■ Task to carry out ■
Copy all lines of the listing that include the string "ylabel".

┌────────

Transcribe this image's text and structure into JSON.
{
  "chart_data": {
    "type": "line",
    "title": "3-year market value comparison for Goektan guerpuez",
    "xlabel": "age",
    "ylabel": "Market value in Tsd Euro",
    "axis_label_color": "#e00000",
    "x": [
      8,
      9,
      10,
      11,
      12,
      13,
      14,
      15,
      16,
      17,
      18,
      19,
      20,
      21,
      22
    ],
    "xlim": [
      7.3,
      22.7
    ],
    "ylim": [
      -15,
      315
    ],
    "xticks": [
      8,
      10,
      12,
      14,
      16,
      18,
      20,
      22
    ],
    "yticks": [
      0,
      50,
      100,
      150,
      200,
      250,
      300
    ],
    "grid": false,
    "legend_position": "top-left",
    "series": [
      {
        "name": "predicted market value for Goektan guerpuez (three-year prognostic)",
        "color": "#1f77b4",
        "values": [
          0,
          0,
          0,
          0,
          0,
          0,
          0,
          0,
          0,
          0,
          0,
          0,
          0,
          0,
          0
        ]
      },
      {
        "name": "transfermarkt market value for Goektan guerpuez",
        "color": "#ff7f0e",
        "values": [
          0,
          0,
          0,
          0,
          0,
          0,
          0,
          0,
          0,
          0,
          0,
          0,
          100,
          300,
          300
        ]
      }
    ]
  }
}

└────────
┌────────

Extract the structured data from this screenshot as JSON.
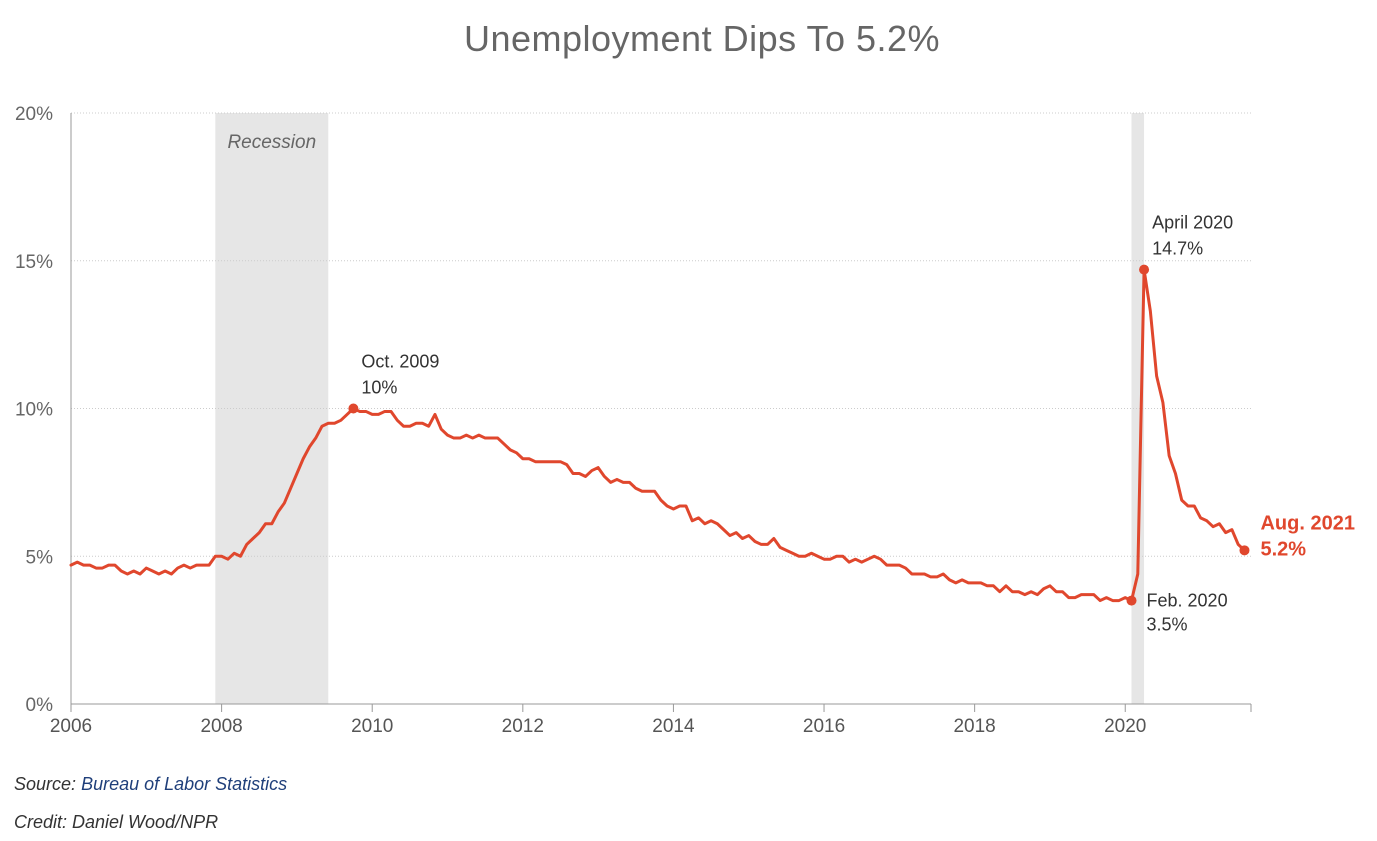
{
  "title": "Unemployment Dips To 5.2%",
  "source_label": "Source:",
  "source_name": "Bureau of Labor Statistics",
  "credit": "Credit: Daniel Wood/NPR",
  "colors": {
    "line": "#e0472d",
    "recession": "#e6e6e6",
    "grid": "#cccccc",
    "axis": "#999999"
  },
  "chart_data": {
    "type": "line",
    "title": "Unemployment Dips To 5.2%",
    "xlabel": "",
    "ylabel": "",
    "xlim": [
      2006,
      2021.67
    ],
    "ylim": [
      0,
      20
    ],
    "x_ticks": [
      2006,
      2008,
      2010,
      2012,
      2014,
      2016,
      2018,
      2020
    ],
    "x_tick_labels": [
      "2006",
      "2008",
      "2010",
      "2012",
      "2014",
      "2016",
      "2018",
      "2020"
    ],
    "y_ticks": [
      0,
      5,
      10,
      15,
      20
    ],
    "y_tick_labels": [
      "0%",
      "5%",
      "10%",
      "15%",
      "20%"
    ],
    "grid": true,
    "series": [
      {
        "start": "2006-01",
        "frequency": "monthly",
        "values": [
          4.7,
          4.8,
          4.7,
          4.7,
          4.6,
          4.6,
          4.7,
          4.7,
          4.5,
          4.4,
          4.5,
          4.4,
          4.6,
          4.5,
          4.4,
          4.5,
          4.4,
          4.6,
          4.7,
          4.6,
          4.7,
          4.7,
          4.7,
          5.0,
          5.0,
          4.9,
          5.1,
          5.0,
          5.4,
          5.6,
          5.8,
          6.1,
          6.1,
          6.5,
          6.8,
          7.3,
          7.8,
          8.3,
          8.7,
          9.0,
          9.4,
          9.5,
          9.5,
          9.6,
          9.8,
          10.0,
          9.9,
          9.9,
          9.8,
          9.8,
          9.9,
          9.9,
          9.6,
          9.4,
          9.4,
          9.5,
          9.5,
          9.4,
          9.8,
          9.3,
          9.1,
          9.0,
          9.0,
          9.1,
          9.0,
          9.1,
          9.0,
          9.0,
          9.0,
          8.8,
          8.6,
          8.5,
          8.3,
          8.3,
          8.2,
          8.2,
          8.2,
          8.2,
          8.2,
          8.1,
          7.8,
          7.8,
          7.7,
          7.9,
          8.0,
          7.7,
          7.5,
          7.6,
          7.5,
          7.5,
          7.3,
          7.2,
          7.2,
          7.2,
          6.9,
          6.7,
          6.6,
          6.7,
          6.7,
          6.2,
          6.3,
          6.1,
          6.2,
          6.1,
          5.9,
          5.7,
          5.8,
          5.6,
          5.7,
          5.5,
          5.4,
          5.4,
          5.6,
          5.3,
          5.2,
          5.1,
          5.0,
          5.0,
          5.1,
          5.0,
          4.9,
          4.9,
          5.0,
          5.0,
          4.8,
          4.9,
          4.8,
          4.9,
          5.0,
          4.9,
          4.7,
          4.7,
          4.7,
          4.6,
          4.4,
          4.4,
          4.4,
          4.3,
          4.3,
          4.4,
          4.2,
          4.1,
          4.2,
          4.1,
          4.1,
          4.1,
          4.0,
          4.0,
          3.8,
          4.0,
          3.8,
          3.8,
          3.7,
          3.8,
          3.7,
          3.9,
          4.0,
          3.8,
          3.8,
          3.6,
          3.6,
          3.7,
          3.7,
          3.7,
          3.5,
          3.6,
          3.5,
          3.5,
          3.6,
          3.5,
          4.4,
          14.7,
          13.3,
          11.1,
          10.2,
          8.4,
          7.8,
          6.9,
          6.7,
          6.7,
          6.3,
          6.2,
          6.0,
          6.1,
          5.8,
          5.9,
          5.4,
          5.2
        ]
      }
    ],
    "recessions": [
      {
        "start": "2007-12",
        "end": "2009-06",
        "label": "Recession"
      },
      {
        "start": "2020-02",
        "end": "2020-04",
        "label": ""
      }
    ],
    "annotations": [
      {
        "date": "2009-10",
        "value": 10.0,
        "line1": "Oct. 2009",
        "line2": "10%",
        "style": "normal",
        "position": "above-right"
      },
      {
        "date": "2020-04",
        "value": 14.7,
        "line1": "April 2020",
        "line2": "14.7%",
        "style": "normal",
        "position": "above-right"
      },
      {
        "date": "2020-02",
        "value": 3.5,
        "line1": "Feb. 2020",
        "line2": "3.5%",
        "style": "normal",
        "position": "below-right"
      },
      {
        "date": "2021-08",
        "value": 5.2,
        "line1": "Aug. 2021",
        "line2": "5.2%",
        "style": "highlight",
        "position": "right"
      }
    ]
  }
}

└────────
┌────────

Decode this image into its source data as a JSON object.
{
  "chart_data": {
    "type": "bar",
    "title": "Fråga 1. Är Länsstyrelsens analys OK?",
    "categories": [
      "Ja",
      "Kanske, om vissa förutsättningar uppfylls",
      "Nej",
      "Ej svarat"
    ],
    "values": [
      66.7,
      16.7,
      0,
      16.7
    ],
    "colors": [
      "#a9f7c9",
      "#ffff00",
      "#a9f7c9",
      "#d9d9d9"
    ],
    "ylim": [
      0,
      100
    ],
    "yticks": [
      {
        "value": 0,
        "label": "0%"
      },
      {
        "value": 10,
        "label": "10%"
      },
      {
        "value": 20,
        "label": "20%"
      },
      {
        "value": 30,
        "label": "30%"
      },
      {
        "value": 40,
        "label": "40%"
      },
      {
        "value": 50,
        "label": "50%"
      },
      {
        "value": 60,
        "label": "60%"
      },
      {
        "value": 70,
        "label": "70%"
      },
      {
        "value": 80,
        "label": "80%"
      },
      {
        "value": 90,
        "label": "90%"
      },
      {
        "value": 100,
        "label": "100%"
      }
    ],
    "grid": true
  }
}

└────────

■ Solution to this task ■
    "ylabel": "Market value in Tsd Euro",
    "ylabel": "",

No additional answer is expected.